Exercise aim: Will you give the material below again, every line exactly as it is?

── Records supplied

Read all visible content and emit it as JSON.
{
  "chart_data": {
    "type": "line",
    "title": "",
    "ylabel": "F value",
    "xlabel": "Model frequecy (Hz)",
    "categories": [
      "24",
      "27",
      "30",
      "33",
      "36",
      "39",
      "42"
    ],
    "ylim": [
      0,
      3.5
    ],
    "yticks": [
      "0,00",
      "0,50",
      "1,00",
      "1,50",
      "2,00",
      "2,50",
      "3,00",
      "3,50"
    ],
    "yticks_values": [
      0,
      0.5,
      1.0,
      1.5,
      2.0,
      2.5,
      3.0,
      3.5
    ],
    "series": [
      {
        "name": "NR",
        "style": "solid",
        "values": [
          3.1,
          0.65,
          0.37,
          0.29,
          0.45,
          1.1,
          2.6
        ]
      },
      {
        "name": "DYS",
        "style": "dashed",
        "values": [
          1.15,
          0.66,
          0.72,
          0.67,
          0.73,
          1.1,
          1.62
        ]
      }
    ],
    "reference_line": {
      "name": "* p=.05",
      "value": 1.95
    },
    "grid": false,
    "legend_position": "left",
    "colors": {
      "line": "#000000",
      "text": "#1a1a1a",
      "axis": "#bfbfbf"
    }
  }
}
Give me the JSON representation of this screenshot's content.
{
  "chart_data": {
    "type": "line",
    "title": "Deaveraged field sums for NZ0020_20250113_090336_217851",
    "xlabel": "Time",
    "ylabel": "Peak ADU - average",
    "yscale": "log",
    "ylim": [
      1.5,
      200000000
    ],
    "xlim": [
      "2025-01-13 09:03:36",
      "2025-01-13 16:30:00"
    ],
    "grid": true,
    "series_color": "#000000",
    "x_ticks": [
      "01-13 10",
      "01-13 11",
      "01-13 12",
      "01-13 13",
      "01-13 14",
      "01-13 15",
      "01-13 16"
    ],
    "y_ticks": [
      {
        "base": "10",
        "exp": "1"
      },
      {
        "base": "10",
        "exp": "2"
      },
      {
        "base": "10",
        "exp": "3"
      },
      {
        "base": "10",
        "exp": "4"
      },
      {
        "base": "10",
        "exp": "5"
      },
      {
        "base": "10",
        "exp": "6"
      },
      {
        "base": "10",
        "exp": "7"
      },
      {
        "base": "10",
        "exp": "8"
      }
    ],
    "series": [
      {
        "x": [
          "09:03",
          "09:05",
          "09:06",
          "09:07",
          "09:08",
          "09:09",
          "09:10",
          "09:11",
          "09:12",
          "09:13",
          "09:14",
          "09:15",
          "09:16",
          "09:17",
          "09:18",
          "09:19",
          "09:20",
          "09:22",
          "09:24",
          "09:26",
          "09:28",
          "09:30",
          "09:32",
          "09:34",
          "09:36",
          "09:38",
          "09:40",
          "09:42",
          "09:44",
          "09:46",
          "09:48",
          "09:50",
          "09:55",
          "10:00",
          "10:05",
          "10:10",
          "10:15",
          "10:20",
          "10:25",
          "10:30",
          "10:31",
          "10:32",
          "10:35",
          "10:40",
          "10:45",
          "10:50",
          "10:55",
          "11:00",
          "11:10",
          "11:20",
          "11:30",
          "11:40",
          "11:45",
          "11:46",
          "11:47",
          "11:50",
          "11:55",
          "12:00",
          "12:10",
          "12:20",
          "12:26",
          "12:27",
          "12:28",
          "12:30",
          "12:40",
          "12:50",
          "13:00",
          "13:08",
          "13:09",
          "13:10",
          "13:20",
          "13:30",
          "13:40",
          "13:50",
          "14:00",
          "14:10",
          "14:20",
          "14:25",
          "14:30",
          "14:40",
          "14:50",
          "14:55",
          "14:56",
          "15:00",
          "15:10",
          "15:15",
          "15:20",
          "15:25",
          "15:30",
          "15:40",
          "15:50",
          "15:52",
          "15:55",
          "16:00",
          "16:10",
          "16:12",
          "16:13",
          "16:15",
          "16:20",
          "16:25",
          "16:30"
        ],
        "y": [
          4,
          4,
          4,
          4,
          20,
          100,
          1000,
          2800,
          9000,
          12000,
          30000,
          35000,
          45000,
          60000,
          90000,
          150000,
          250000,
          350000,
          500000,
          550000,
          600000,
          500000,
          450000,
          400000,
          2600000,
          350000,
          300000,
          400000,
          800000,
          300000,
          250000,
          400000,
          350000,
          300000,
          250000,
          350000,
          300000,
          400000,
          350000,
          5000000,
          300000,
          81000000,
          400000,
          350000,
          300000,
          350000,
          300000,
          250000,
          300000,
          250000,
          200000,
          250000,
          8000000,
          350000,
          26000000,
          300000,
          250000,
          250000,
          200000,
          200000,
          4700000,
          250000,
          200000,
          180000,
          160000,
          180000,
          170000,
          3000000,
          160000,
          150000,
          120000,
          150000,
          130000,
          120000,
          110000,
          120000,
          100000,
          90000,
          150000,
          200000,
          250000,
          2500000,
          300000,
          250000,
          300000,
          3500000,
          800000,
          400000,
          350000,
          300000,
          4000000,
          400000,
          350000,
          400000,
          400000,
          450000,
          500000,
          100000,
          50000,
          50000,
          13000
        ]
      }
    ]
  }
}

────

Correct answer:
Read all visible content and emit it as JSON.
{
  "chart_data": {
    "type": "line",
    "title": "",
    "ylabel": "F value",
    "xlabel": "Model frequecy (Hz)",
    "categories": [
      "24",
      "27",
      "30",
      "33",
      "36",
      "39",
      "42"
    ],
    "ylim": [
      0,
      3.5
    ],
    "yticks": [
      "0,00",
      "0,50",
      "1,00",
      "1,50",
      "2,00",
      "2,50",
      "3,00",
      "3,50"
    ],
    "yticks_values": [
      0,
      0.5,
      1.0,
      1.5,
      2.0,
      2.5,
      3.0,
      3.5
    ],
    "series": [
      {
        "name": "NR",
        "style": "solid",
        "values": [
          3.1,
          0.65,
          0.37,
          0.29,
          0.45,
          1.1,
          2.6
        ]
      },
      {
        "name": "DYS",
        "style": "dashed",
        "values": [
          1.15,
          0.66,
          0.72,
          0.67,
          0.73,
          1.1,
          1.62
        ]
      }
    ],
    "reference_line": {
      "name": "* p=.05",
      "value": 1.95
    },
    "grid": false,
    "legend_position": "left",
    "colors": {
      "line": "#000000",
      "text": "#1a1a1a",
      "axis": "#bfbfbf"
    }
  }
}
Give me the JSON representation of this screenshot's content.
{
  "chart_data": {
    "type": "line",
    "title": "Deaveraged field sums for NZ0020_20250113_090336_217851",
    "xlabel": "Time",
    "ylabel": "Peak ADU - average",
    "yscale": "log",
    "ylim": [
      1.5,
      200000000
    ],
    "xlim": [
      "2025-01-13 09:03:36",
      "2025-01-13 16:30:00"
    ],
    "grid": true,
    "series_color": "#000000",
    "x_ticks": [
      "01-13 10",
      "01-13 11",
      "01-13 12",
      "01-13 13",
      "01-13 14",
      "01-13 15",
      "01-13 16"
    ],
    "y_ticks": [
      {
        "base": "10",
        "exp": "1"
      },
      {
        "base": "10",
        "exp": "2"
      },
      {
        "base": "10",
        "exp": "3"
      },
      {
        "base": "10",
        "exp": "4"
      },
      {
        "base": "10",
        "exp": "5"
      },
      {
        "base": "10",
        "exp": "6"
      },
      {
        "base": "10",
        "exp": "7"
      },
      {
        "base": "10",
        "exp": "8"
      }
    ],
    "series": [
      {
        "x": [
          "09:03",
          "09:05",
          "09:06",
          "09:07",
          "09:08",
          "09:09",
          "09:10",
          "09:11",
          "09:12",
          "09:13",
          "09:14",
          "09:15",
          "09:16",
          "09:17",
          "09:18",
          "09:19",
          "09:20",
          "09:22",
          "09:24",
          "09:26",
          "09:28",
          "09:30",
          "09:32",
          "09:34",
          "09:36",
          "09:38",
          "09:40",
          "09:42",
          "09:44",
          "09:46",
          "09:48",
          "09:50",
          "09:55",
          "10:00",
          "10:05",
          "10:10",
          "10:15",
          "10:20",
          "10:25",
          "10:30",
          "10:31",
          "10:32",
          "10:35",
          "10:40",
          "10:45",
          "10:50",
          "10:55",
          "11:00",
          "11:10",
          "11:20",
          "11:30",
          "11:40",
          "11:45",
          "11:46",
          "11:47",
          "11:50",
          "11:55",
          "12:00",
          "12:10",
          "12:20",
          "12:26",
          "12:27",
          "12:28",
          "12:30",
          "12:40",
          "12:50",
          "13:00",
          "13:08",
          "13:09",
          "13:10",
          "13:20",
          "13:30",
          "13:40",
          "13:50",
          "14:00",
          "14:10",
          "14:20",
          "14:25",
          "14:30",
          "14:40",
          "14:50",
          "14:55",
          "14:56",
          "15:00",
          "15:10",
          "15:15",
          "15:20",
          "15:25",
          "15:30",
          "15:40",
          "15:50",
          "15:52",
          "15:55",
          "16:00",
          "16:10",
          "16:12",
          "16:13",
          "16:15",
          "16:20",
          "16:25",
          "16:30"
        ],
        "y": [
          4,
          4,
          4,
          4,
          20,
          100,
          1000,
          2800,
          9000,
          12000,
          30000,
          35000,
          45000,
          60000,
          90000,
          150000,
          250000,
          350000,
          500000,
          550000,
          600000,
          500000,
          450000,
          400000,
          2600000,
          350000,
          300000,
          400000,
          800000,
          300000,
          250000,
          400000,
          350000,
          300000,
          250000,
          350000,
          300000,
          400000,
          350000,
          5000000,
          300000,
          81000000,
          400000,
          350000,
          300000,
          350000,
          300000,
          250000,
          300000,
          250000,
          200000,
          250000,
          8000000,
          350000,
          26000000,
          300000,
          250000,
          250000,
          200000,
          200000,
          4700000,
          250000,
          200000,
          180000,
          160000,
          180000,
          170000,
          3000000,
          160000,
          150000,
          120000,
          150000,
          130000,
          120000,
          110000,
          120000,
          100000,
          90000,
          150000,
          200000,
          250000,
          2500000,
          300000,
          250000,
          300000,
          3500000,
          800000,
          400000,
          350000,
          300000,
          4000000,
          400000,
          350000,
          400000,
          400000,
          450000,
          500000,
          100000,
          50000,
          50000,
          13000
        ]
      }
    ]
  }
}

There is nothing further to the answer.